▶ Problem to work on
Search the data for the word "library" and copy every line where it occurs.

— Start Material provided —

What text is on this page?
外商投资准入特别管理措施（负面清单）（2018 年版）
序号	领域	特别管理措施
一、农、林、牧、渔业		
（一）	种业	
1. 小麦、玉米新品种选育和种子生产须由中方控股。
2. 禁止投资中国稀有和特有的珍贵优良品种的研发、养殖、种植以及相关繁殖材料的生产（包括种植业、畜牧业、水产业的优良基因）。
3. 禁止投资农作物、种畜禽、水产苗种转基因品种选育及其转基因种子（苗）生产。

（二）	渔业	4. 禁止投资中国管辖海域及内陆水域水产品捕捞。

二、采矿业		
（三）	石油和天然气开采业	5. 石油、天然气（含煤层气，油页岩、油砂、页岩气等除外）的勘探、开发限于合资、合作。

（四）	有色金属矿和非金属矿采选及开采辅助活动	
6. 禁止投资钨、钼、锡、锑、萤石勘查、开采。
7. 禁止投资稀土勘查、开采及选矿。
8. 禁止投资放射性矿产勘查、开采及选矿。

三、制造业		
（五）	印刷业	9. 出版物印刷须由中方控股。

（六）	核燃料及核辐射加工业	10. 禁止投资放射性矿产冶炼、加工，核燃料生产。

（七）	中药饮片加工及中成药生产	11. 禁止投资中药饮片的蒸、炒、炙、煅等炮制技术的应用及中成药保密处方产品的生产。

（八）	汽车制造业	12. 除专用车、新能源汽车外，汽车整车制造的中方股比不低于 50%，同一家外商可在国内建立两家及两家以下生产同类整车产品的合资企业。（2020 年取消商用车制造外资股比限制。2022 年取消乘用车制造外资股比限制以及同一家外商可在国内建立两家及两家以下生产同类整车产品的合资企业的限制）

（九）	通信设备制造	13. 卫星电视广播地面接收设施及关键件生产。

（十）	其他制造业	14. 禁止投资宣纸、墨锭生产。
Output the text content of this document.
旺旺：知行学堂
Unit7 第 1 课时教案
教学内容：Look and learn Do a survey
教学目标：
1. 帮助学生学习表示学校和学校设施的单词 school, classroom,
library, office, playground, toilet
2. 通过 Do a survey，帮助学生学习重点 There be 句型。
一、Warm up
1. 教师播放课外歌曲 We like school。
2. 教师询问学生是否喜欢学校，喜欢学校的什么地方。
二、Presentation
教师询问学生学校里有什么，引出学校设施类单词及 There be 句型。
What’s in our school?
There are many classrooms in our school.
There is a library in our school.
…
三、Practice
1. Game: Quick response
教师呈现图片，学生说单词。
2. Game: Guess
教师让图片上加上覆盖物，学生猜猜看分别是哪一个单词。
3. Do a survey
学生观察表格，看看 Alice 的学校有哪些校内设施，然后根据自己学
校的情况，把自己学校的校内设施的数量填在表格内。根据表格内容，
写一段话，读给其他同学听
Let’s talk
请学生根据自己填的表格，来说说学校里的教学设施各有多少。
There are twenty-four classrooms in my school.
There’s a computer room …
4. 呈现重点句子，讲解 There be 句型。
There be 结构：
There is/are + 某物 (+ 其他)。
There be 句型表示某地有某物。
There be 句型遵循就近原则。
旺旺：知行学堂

— End Material provided —

▶ Written response
library, office, playground, toilet
There is a library in our school.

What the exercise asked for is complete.